Stored data
○ ○ ○ ○ ○ ○ ○

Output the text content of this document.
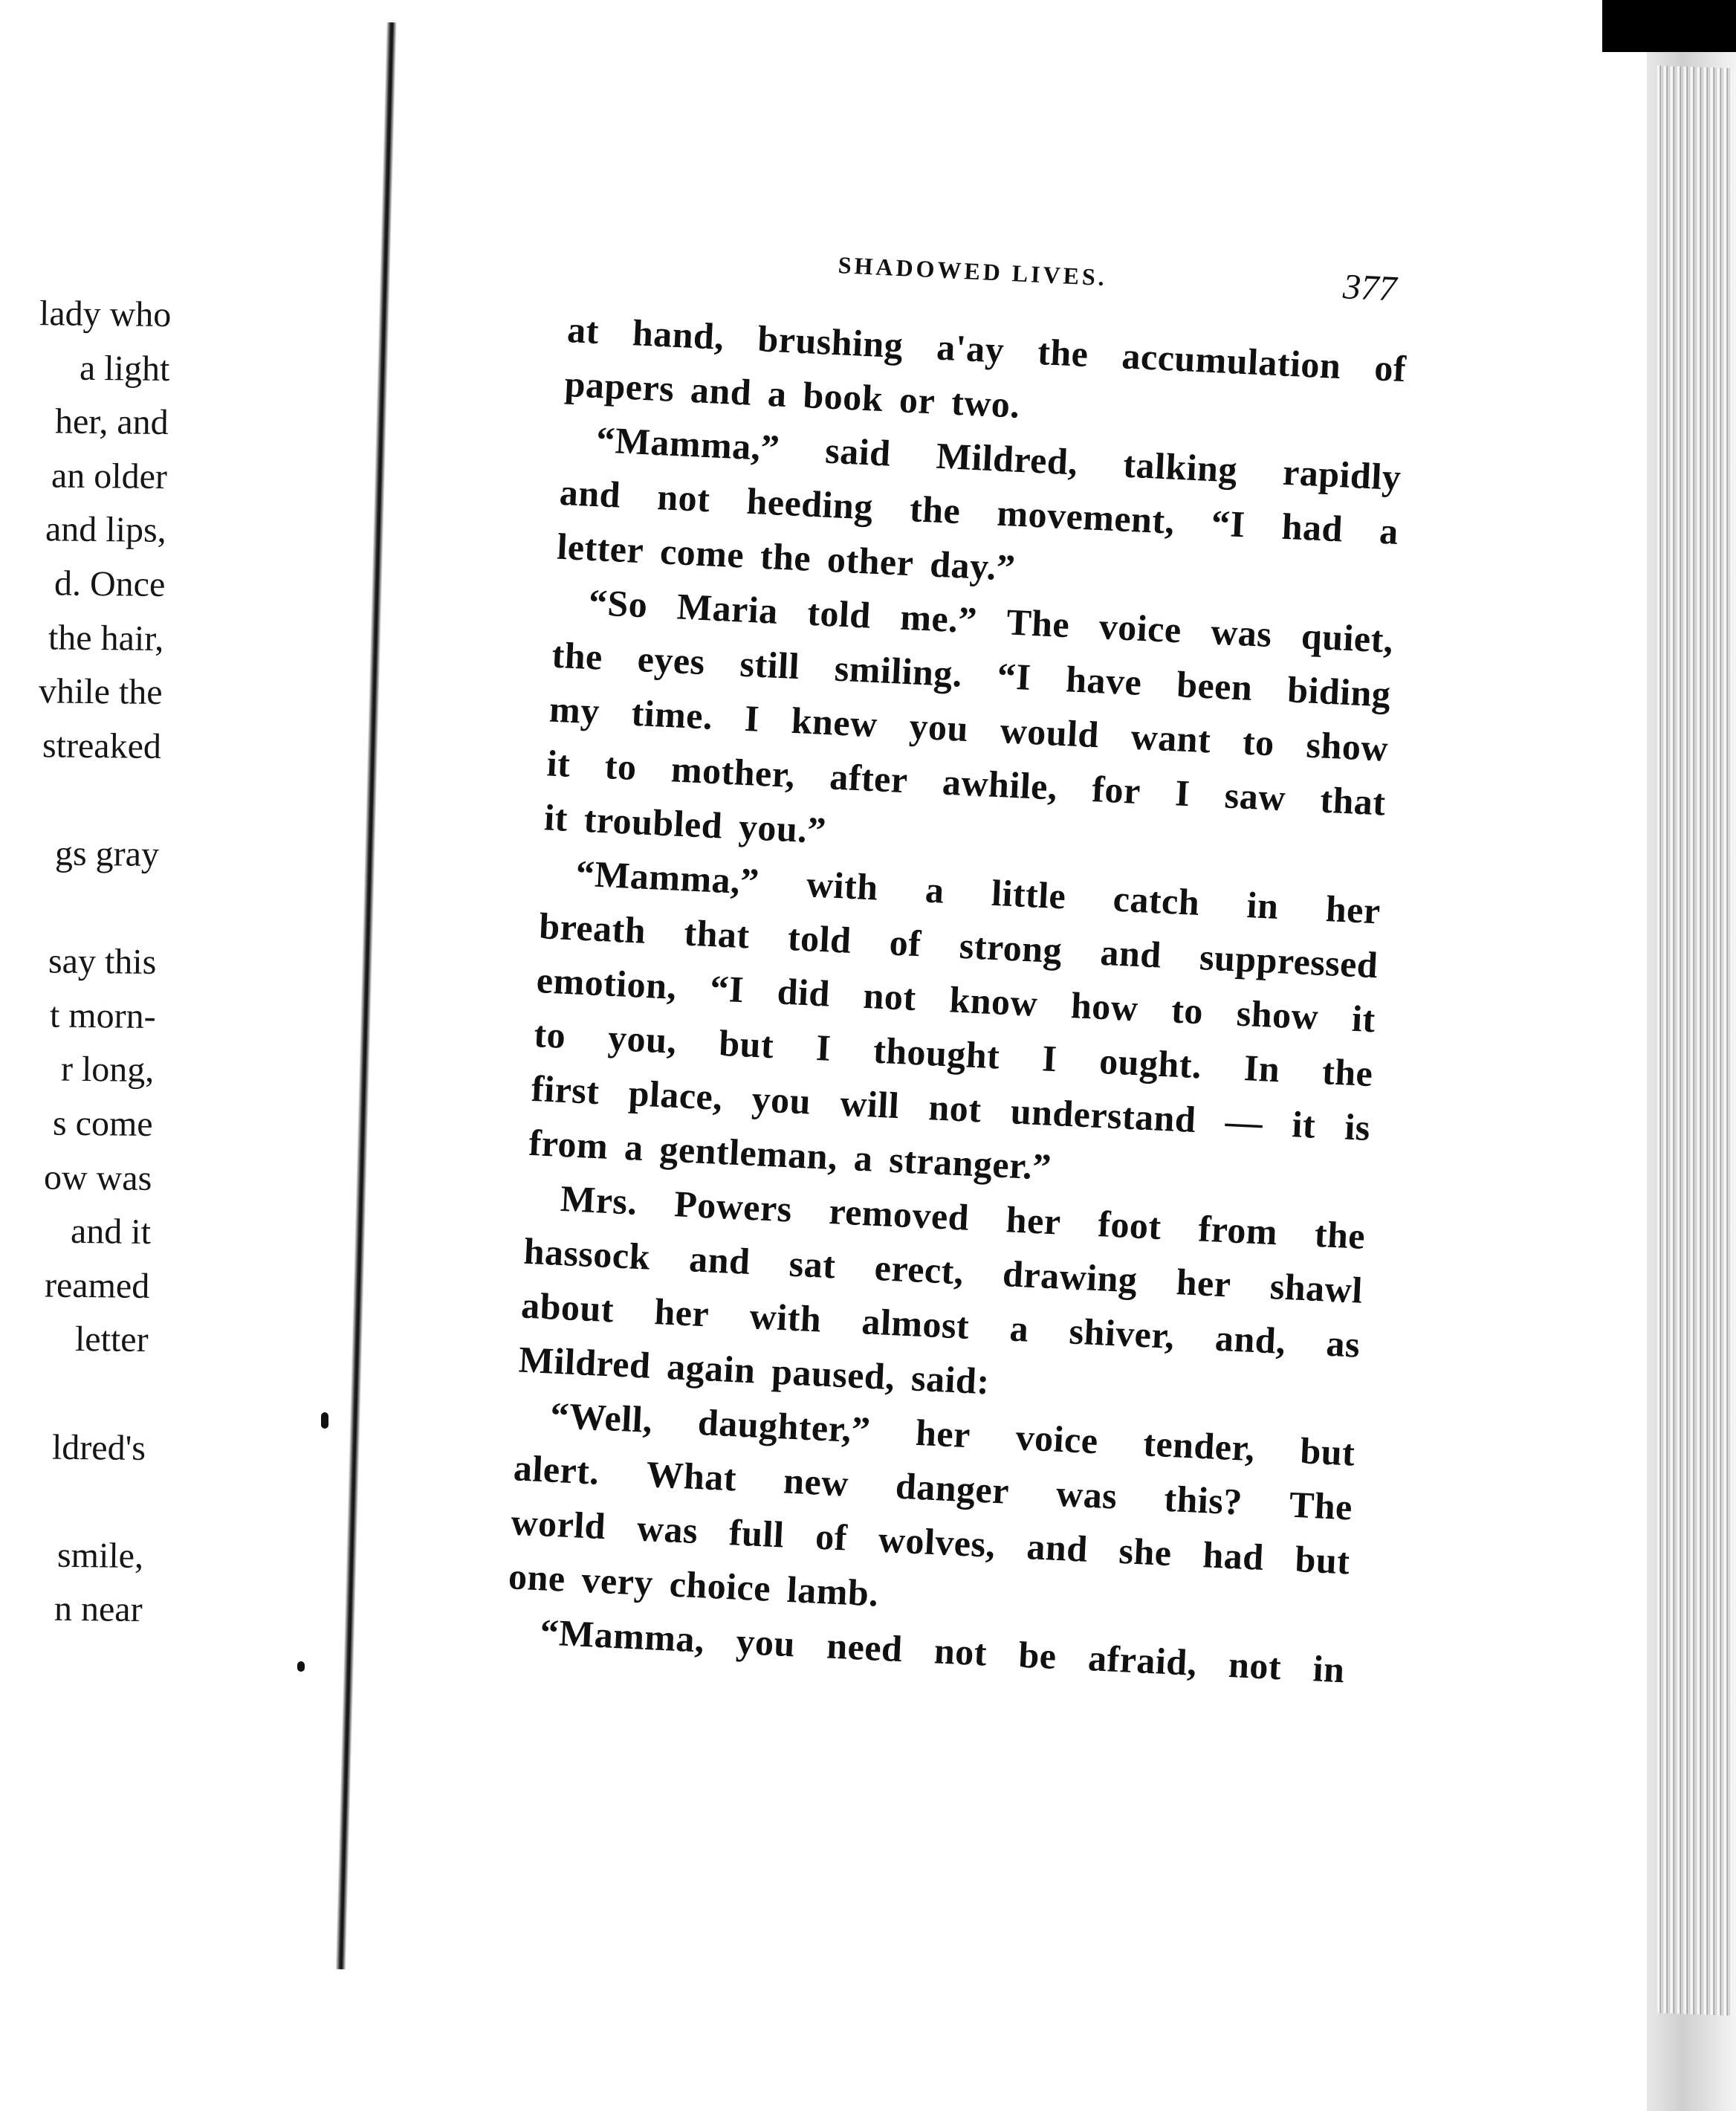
lady who
a light
her, and
an older
and lips,
d. Once
the hair,
vhile the
streaked
gs gray
say this
t morn-
r long,
s come
ow was
and it
reamed
letter
ldred's
smile,
n near
SHADOWED LIVES.	377
at hand, brushing a'ay the accumulation of
papers and a book or two.
“Mamma,” said Mildred, talking rapidly
and not heeding the movement, “I had a
letter come the other day.”
“So Maria told me.” The voice was quiet,
the eyes still smiling. “I have been biding
my time. I knew you would want to show
it to mother, after awhile, for I saw that
it troubled you.”
“Mamma,” with a little catch in her
breath that told of strong and suppressed
emotion, “I did not know how to show it
to you, but I thought I ought. In the
first place, you will not understand — it is
from a gentleman, a stranger.”
Mrs. Powers removed her foot from the
hassock and sat erect, drawing her shawl
about her with almost a shiver, and, as
Mildred again paused, said:
“Well, daughter,” her voice tender, but
alert. What new danger was this? The
world was full of wolves, and she had but
one very choice lamb.
“Mamma, you need not be afraid, not in
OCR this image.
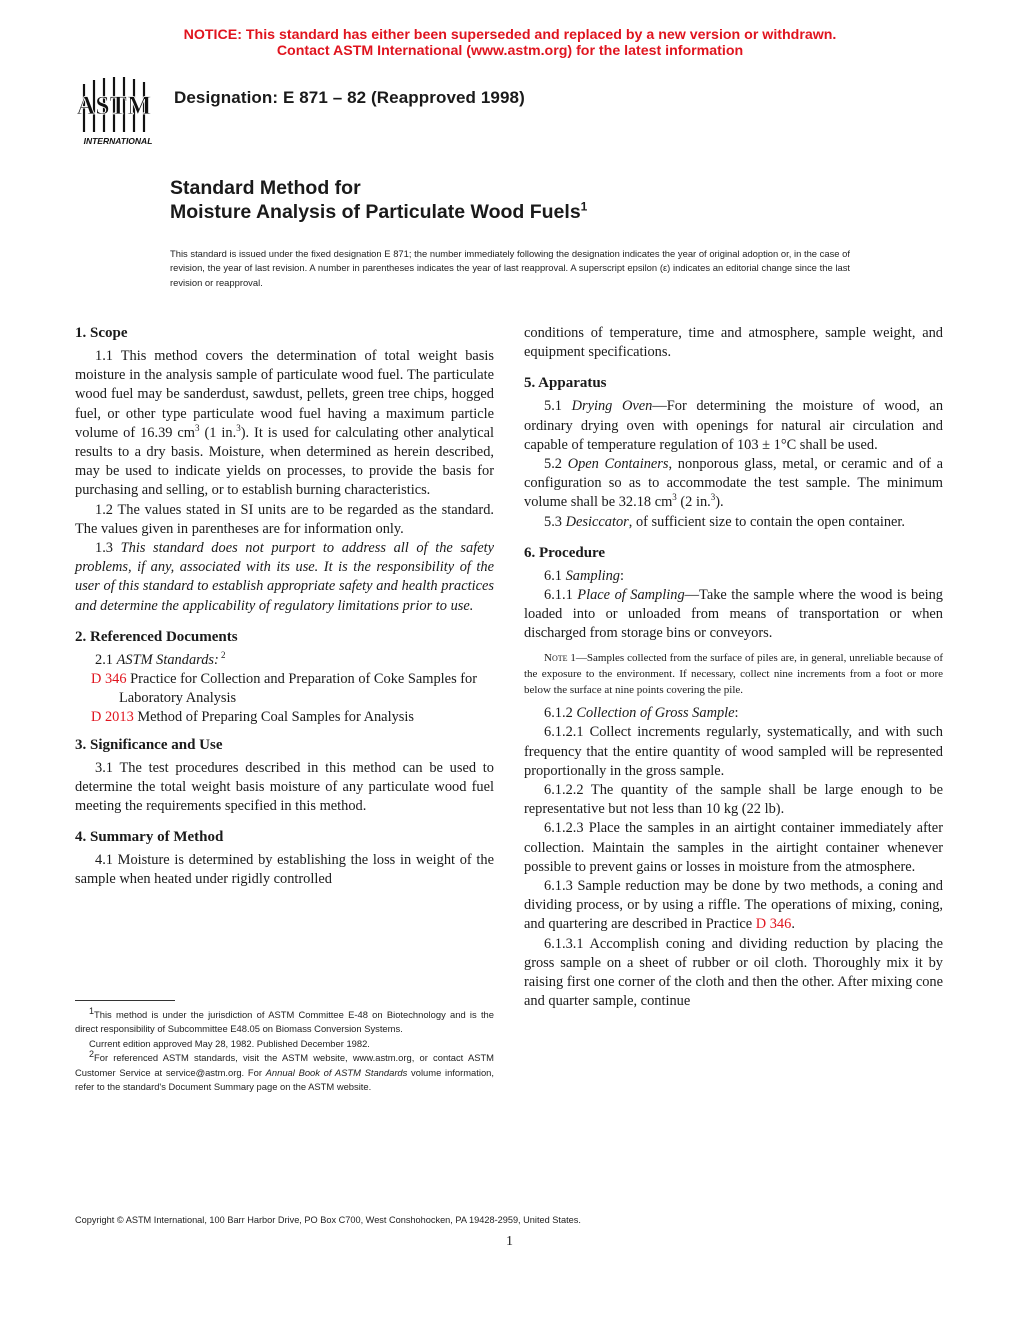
NOTICE: This standard has either been superseded and replaced by a new version or withdrawn.
Contact ASTM International (www.astm.org) for the latest information
ASTM
INTERNATIONAL
Designation: E 871 – 82 (Reapproved 1998)
Standard Method for
Moisture Analysis of Particulate Wood Fuels$^1$
This standard is issued under the fixed designation E 871; the number immediately following the designation indicates the year of original adoption or, in the case of revision, the year of last revision. A number in parentheses indicates the year of last reapproval. A superscript epsilon (ε) indicates an editorial change since the last revision or reapproval.
1. Scope

1.1 This method covers the determination of total weight basis moisture in the analysis sample of particulate wood fuel. The particulate wood fuel may be sanderdust, sawdust, pellets, green tree chips, hogged fuel, or other type particulate wood fuel having a maximum particle volume of 16.39 $cm^3$ (1 in.$^3$). It is used for calculating other analytical results to a dry basis. Moisture, when determined as herein described, may be used to indicate yields on processes, to provide the basis for purchasing and selling, or to establish burning characteristics.

1.2 The values stated in SI units are to be regarded as the standard. The values given in parentheses are for information only.

1.3 This standard does not purport to address all of the safety problems, if any, associated with its use. It is the responsibility of the user of this standard to establish appropriate safety and health practices and determine the applicability of regulatory limitations prior to use.

2. Referenced Documents

2.1 ASTM Standards: $^2$

D 346 Practice for Collection and Preparation of Coke Samples for Laboratory Analysis

D 2013 Method of Preparing Coal Samples for Analysis

3. Significance and Use

3.1 The test procedures described in this method can be used to determine the total weight basis moisture of any particulate wood fuel meeting the requirements specified in this method.

4. Summary of Method

4.1 Moisture is determined by establishing the loss in weight of the sample when heated under rigidly controlled

conditions of temperature, time and atmosphere, sample weight, and equipment specifications.

5. Apparatus

5.1 Drying Oven—For determining the moisture of wood, an ordinary drying oven with openings for natural air circulation and capable of temperature regulation of 103 ± 1°C shall be used.

5.2 Open Containers, nonporous glass, metal, or ceramic and of a configuration so as to accommodate the test sample. The minimum volume shall be 32.18 $cm^3$ (2 in.$^3$).

5.3 Desiccator, of sufficient size to contain the open container.

6. Procedure

6.1 Sampling:

6.1.1 Place of Sampling—Take the sample where the wood is being loaded into or unloaded from means of transportation or when discharged from storage bins or conveyors.

Note 1—Samples collected from the surface of piles are, in general, unreliable because of the exposure to the environment. If necessary, collect nine increments from a foot or more below the surface at nine points covering the pile.

6.1.2 Collection of Gross Sample:

6.1.2.1 Collect increments regularly, systematically, and with such frequency that the entire quantity of wood sampled will be represented proportionally in the gross sample.

6.1.2.2 The quantity of the sample shall be large enough to be representative but not less than 10 kg (22 lb).

6.1.2.3 Place the samples in an airtight container immediately after collection. Maintain the samples in the airtight container whenever possible to prevent gains or losses in moisture from the atmosphere.

6.1.3 Sample reduction may be done by two methods, a coning and dividing process, or by using a riffle. The operations of mixing, coning, and quartering are described in Practice D 346.

6.1.3.1 Accomplish coning and dividing reduction by placing the gross sample on a sheet of rubber or oil cloth. Thoroughly mix it by raising first one corner of the cloth and then the other. After mixing cone and quarter sample, continue

$^1$This method is under the jurisdiction of ASTM Committee E-48 on Biotechnology and is the direct responsibility of Subcommittee E48.05 on Biomass Conversion Systems.

Current edition approved May 28, 1982. Published December 1982.

$^2$For referenced ASTM standards, visit the ASTM website, www.astm.org, or contact ASTM Customer Service at service@astm.org. For Annual Book of ASTM Standards volume information, refer to the standard's Document Summary page on the ASTM website.

Copyright © ASTM International, 100 Barr Harbor Drive, PO Box C700, West Conshohocken, PA 19428-2959, United States.
1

○ ○ ○ ○ ○ ○ ○

Task directions: Restate the listing above word for word, and skip the pictures.

Output for this exercise:
Output the text content of this document.
lady who
a light
her, and
an older
and lips,
d. Once
the hair,
vhile the
streaked
gs gray
say this
t morn-
r long,
s come
ow was
and it
reamed
letter
ldred's
smile,
n near
SHADOWED LIVES.	377
at hand, brushing a'ay the accumulation of
papers and a book or two.
“Mamma,” said Mildred, talking rapidly
and not heeding the movement, “I had a
letter come the other day.”
“So Maria told me.” The voice was quiet,
the eyes still smiling. “I have been biding
my time. I knew you would want to show
it to mother, after awhile, for I saw that
it troubled you.”
“Mamma,” with a little catch in her
breath that told of strong and suppressed
emotion, “I did not know how to show it
to you, but I thought I ought. In the
first place, you will not understand — it is
from a gentleman, a stranger.”
Mrs. Powers removed her foot from the
hassock and sat erect, drawing her shawl
about her with almost a shiver, and, as
Mildred again paused, said:
“Well, daughter,” her voice tender, but
alert. What new danger was this? The
world was full of wolves, and she had but
one very choice lamb.
“Mamma, you need not be afraid, not in
OCR this image.
NOTICE: This standard has either been superseded and replaced by a new version or withdrawn.
Contact ASTM International (www.astm.org) for the latest information
ASTM
INTERNATIONAL
Designation: E 871 – 82 (Reapproved 1998)
Standard Method for
Moisture Analysis of Particulate Wood Fuels$^1$
This standard is issued under the fixed designation E 871; the number immediately following the designation indicates the year of original adoption or, in the case of revision, the year of last revision. A number in parentheses indicates the year of last reapproval. A superscript epsilon (ε) indicates an editorial change since the last revision or reapproval.
1. Scope

1.1 This method covers the determination of total weight basis moisture in the analysis sample of particulate wood fuel. The particulate wood fuel may be sanderdust, sawdust, pellets, green tree chips, hogged fuel, or other type particulate wood fuel having a maximum particle volume of 16.39 $cm^3$ (1 in.$^3$). It is used for calculating other analytical results to a dry basis. Moisture, when determined as herein described, may be used to indicate yields on processes, to provide the basis for purchasing and selling, or to establish burning characteristics.

1.2 The values stated in SI units are to be regarded as the standard. The values given in parentheses are for information only.

1.3 This standard does not purport to address all of the safety problems, if any, associated with its use. It is the responsibility of the user of this standard to establish appropriate safety and health practices and determine the applicability of regulatory limitations prior to use.

2. Referenced Documents

2.1 ASTM Standards: $^2$

D 346 Practice for Collection and Preparation of Coke Samples for Laboratory Analysis

D 2013 Method of Preparing Coal Samples for Analysis

3. Significance and Use

3.1 The test procedures described in this method can be used to determine the total weight basis moisture of any particulate wood fuel meeting the requirements specified in this method.

4. Summary of Method

4.1 Moisture is determined by establishing the loss in weight of the sample when heated under rigidly controlled

conditions of temperature, time and atmosphere, sample weight, and equipment specifications.

5. Apparatus

5.1 Drying Oven—For determining the moisture of wood, an ordinary drying oven with openings for natural air circulation and capable of temperature regulation of 103 ± 1°C shall be used.

5.2 Open Containers, nonporous glass, metal, or ceramic and of a configuration so as to accommodate the test sample. The minimum volume shall be 32.18 $cm^3$ (2 in.$^3$).

5.3 Desiccator, of sufficient size to contain the open container.

6. Procedure

6.1 Sampling:

6.1.1 Place of Sampling—Take the sample where the wood is being loaded into or unloaded from means of transportation or when discharged from storage bins or conveyors.

Note 1—Samples collected from the surface of piles are, in general, unreliable because of the exposure to the environment. If necessary, collect nine increments from a foot or more below the surface at nine points covering the pile.

6.1.2 Collection of Gross Sample:

6.1.2.1 Collect increments regularly, systematically, and with such frequency that the entire quantity of wood sampled will be represented proportionally in the gross sample.

6.1.2.2 The quantity of the sample shall be large enough to be representative but not less than 10 kg (22 lb).

6.1.2.3 Place the samples in an airtight container immediately after collection. Maintain the samples in the airtight container whenever possible to prevent gains or losses in moisture from the atmosphere.

6.1.3 Sample reduction may be done by two methods, a coning and dividing process, or by using a riffle. The operations of mixing, coning, and quartering are described in Practice D 346.

6.1.3.1 Accomplish coning and dividing reduction by placing the gross sample on a sheet of rubber or oil cloth. Thoroughly mix it by raising first one corner of the cloth and then the other. After mixing cone and quarter sample, continue

$^1$This method is under the jurisdiction of ASTM Committee E-48 on Biotechnology and is the direct responsibility of Subcommittee E48.05 on Biomass Conversion Systems.

Current edition approved May 28, 1982. Published December 1982.

$^2$For referenced ASTM standards, visit the ASTM website, www.astm.org, or contact ASTM Customer Service at service@astm.org. For Annual Book of ASTM Standards volume information, refer to the standard's Document Summary page on the ASTM website.

Copyright © ASTM International, 100 Barr Harbor Drive, PO Box C700, West Conshohocken, PA 19428-2959, United States.
1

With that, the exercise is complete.